▶ Given request: Lines holding the string "icon" are the ones to copy; find them all in the data.
+--
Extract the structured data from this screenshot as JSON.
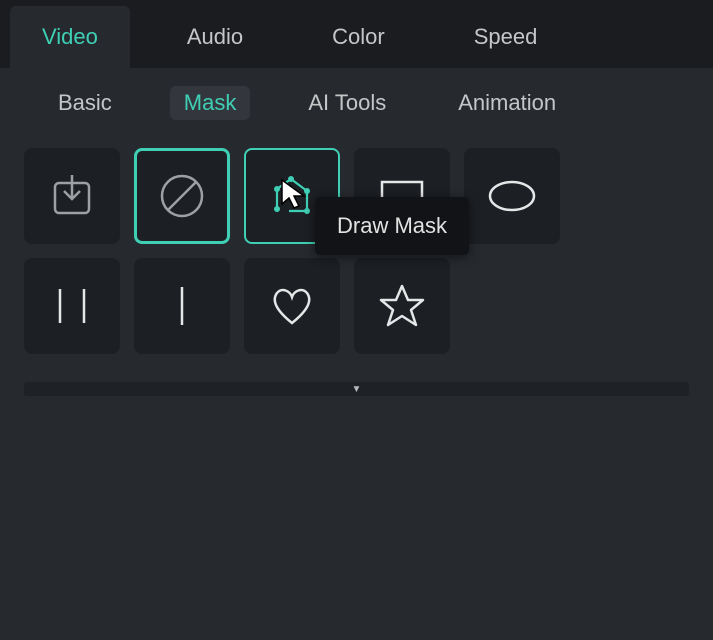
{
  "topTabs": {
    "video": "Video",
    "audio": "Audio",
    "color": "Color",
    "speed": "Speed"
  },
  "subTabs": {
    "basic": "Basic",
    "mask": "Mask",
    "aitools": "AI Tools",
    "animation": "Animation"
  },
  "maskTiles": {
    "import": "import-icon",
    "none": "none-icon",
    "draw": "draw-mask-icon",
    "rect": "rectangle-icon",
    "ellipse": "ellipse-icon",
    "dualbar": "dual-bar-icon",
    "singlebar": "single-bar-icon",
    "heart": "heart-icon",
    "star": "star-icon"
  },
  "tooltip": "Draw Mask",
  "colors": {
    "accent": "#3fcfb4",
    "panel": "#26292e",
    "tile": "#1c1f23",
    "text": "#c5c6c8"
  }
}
+--
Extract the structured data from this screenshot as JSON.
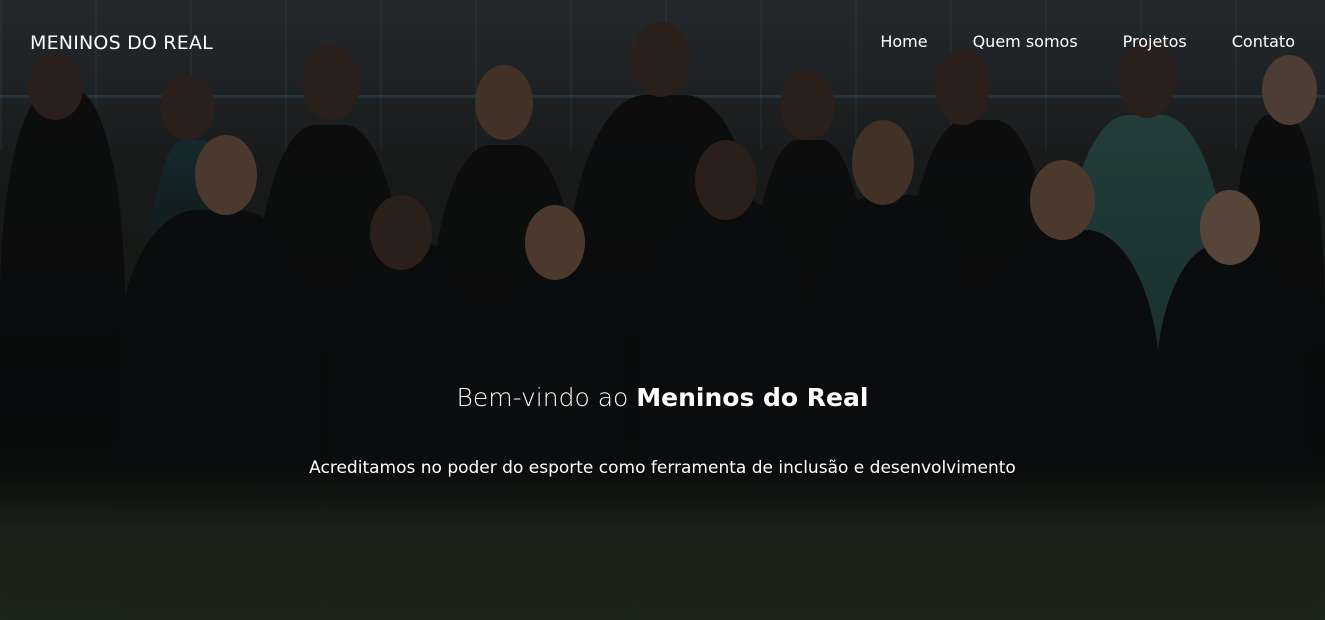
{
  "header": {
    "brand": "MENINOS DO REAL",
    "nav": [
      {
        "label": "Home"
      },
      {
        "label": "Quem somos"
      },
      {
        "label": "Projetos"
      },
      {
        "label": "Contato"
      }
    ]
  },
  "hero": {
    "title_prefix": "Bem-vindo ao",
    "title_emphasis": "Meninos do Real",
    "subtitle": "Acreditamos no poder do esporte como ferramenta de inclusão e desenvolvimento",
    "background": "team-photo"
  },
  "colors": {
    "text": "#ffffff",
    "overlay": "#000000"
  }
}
+--
▶ Worked answer:
    "import": "import-icon",
    "none": "none-icon",
    "draw": "draw-mask-icon",
    "rect": "rectangle-icon",
    "ellipse": "ellipse-icon",
    "dualbar": "dual-bar-icon",
    "singlebar": "single-bar-icon",
    "heart": "heart-icon",
    "star": "star-icon"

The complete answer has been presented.